* Your task
Your task is to gather the lines below that hold the string "homme".

....

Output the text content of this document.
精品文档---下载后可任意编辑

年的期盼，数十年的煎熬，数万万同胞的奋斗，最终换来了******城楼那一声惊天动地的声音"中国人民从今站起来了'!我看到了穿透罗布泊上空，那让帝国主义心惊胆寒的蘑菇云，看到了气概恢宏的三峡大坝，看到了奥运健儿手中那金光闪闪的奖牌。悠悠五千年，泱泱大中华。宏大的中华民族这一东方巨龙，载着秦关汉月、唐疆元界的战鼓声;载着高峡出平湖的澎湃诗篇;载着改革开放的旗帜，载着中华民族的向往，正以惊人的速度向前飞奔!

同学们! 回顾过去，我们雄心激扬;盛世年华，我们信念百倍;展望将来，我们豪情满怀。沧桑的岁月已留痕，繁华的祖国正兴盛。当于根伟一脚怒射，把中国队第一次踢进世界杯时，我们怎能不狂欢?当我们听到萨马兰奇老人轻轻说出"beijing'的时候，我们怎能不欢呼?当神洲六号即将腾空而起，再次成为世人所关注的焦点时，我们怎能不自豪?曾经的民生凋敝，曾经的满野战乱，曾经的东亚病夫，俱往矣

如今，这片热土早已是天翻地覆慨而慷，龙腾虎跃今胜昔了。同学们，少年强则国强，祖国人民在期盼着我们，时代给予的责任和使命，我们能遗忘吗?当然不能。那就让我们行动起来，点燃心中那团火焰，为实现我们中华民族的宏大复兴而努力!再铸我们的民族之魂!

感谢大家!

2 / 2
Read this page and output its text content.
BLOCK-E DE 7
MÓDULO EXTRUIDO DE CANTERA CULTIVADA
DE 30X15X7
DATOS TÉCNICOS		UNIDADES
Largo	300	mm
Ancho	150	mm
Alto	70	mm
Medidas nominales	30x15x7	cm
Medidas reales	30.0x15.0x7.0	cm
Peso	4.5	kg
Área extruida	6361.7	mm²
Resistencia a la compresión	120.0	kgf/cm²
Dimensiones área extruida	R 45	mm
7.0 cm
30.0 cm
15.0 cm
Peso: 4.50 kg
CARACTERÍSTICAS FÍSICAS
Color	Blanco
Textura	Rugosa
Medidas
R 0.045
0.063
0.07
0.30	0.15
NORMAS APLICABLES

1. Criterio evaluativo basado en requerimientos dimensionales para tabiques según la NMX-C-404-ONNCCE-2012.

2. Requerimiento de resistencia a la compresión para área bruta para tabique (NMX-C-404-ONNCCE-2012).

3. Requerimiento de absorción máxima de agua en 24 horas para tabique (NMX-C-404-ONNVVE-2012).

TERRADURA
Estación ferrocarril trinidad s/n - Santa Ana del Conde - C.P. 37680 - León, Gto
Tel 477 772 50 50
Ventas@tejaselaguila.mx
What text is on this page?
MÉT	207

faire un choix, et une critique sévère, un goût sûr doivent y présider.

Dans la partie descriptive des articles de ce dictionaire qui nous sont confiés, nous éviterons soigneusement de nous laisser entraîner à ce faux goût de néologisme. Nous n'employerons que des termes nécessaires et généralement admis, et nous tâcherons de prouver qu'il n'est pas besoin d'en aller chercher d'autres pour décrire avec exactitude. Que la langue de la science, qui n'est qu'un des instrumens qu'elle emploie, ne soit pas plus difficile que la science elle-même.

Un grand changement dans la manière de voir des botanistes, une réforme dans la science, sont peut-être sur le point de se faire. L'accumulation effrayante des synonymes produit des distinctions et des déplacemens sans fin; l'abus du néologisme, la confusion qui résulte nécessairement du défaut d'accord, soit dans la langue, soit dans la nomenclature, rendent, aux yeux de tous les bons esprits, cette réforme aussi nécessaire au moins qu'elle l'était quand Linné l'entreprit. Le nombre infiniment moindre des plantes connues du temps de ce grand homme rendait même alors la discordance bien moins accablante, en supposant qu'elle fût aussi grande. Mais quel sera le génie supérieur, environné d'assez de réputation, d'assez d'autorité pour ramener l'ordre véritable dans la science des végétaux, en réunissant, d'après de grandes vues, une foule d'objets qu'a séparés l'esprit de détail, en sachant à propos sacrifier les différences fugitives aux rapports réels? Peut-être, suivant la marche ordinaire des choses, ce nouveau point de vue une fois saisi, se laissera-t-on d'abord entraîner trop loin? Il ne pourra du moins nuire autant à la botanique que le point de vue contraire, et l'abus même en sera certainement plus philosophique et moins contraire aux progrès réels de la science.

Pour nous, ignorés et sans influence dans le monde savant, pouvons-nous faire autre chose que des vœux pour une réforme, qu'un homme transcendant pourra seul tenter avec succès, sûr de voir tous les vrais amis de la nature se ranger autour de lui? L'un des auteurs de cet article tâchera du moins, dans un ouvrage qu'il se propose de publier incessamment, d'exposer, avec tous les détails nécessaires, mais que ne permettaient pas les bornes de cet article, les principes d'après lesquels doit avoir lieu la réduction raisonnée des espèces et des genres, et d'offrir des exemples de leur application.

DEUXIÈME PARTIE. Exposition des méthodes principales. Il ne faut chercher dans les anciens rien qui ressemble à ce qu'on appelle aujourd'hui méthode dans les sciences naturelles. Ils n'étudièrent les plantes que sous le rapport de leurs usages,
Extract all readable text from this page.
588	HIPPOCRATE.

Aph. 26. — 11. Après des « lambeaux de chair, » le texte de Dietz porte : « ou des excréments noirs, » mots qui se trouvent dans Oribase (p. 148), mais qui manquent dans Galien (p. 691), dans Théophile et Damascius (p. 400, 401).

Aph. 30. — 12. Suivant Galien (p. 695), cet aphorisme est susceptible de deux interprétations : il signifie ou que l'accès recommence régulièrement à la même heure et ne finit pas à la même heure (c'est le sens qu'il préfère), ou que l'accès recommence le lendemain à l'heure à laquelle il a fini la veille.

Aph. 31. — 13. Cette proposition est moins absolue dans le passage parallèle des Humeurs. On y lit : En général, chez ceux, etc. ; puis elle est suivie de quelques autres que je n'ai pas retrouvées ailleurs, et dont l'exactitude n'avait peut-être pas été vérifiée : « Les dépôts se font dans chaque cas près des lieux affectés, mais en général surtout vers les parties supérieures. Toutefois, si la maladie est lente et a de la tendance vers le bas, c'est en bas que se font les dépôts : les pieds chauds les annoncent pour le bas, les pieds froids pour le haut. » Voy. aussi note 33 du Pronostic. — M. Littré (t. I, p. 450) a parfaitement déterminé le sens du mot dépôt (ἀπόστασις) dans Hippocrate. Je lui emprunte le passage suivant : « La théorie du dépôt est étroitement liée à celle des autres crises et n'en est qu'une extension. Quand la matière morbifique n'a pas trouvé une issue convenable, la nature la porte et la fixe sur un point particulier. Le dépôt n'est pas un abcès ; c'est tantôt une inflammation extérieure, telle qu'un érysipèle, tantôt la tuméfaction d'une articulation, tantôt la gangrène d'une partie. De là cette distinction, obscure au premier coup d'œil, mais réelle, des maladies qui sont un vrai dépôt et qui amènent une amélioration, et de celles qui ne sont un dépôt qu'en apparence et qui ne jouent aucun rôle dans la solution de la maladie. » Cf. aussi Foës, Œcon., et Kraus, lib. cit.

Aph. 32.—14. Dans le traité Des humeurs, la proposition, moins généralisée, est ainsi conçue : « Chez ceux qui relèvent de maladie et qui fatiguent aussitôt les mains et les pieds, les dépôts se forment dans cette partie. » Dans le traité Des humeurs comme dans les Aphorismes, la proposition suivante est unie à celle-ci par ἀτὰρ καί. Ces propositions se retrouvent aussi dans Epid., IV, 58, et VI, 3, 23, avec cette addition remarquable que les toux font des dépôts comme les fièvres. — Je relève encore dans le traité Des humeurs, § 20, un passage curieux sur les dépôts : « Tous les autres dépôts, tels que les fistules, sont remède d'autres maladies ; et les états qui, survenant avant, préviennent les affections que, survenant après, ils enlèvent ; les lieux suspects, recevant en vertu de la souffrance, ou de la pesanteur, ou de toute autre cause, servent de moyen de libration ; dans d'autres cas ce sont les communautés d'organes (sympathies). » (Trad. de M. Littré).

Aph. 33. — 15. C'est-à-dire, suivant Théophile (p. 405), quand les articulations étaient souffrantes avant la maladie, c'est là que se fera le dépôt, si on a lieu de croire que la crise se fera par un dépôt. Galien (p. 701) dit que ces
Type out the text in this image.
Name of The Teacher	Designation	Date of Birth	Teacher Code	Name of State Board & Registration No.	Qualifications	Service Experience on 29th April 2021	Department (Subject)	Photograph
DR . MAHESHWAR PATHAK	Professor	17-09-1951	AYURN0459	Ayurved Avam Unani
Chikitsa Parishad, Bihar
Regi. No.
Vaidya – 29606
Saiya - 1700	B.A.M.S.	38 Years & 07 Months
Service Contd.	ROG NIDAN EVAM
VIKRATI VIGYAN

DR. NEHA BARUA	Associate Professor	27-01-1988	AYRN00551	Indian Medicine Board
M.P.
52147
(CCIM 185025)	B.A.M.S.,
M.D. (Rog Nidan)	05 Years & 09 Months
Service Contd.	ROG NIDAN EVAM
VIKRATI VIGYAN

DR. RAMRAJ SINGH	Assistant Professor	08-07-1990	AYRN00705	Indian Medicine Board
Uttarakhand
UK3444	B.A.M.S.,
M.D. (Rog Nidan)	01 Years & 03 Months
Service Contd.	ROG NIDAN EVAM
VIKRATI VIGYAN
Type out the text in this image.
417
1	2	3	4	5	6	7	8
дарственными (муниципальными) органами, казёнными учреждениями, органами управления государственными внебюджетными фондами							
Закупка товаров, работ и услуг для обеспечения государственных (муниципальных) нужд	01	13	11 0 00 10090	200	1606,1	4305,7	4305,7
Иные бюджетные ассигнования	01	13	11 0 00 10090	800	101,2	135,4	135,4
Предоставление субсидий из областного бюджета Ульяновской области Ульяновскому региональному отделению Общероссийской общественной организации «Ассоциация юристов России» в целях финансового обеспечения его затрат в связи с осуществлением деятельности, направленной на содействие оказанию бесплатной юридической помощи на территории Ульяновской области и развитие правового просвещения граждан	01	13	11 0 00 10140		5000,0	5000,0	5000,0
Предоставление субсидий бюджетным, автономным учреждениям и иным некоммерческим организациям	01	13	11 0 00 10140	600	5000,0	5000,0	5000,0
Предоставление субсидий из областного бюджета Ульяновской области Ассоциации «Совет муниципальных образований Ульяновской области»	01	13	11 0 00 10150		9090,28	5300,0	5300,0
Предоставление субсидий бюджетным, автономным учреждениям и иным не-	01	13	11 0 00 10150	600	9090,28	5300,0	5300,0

....

* Finished exercise
Un grand changement dans la manière de voir des botanistes, une réforme dans la science, sont peut-être sur le point de se faire. L'accumulation effrayante des synonymes produit des distinctions et des déplacemens sans fin; l'abus du néologisme, la confusion qui résulte nécessairement du défaut d'accord, soit dans la langue, soit dans la nomenclature, rendent, aux yeux de tous les bons esprits, cette réforme aussi nécessaire au moins qu'elle l'était quand Linné l'entreprit. Le nombre infiniment moindre des plantes connues du temps de ce grand homme rendait même alors la discordance bien moins accablante, en supposant qu'elle fût aussi grande. Mais quel sera le génie supérieur, environné d'assez de réputation, d'assez d'autorité pour ramener l'ordre véritable dans la science des végétaux, en réunissant, d'après de grandes vues, une foule d'objets qu'a séparés l'esprit de détail, en sachant à propos sacrifier les différences fugitives aux rapports réels? Peut-être, suivant la marche ordinaire des choses, ce nouveau point de vue une fois saisi, se laissera-t-on d'abord entraîner trop loin? Il ne pourra du moins nuire autant à la botanique que le point de vue contraire, et l'abus même en sera certainement plus philosophique et moins contraire aux progrès réels de la science.
Pour nous, ignorés et sans influence dans le monde savant, pouvons-nous faire autre chose que des vœux pour une réforme, qu'un homme transcendant pourra seul tenter avec succès, sûr de voir tous les vrais amis de la nature se ranger autour de lui? L'un des auteurs de cet article tâchera du moins, dans un ouvrage qu'il se propose de publier incessamment, d'exposer, avec tous les détails nécessaires, mais que ne permettaient pas les bornes de cet article, les principes d'après lesquels doit avoir lieu la réduction raisonnée des espèces et des genres, et d'offrir des exemples de leur application.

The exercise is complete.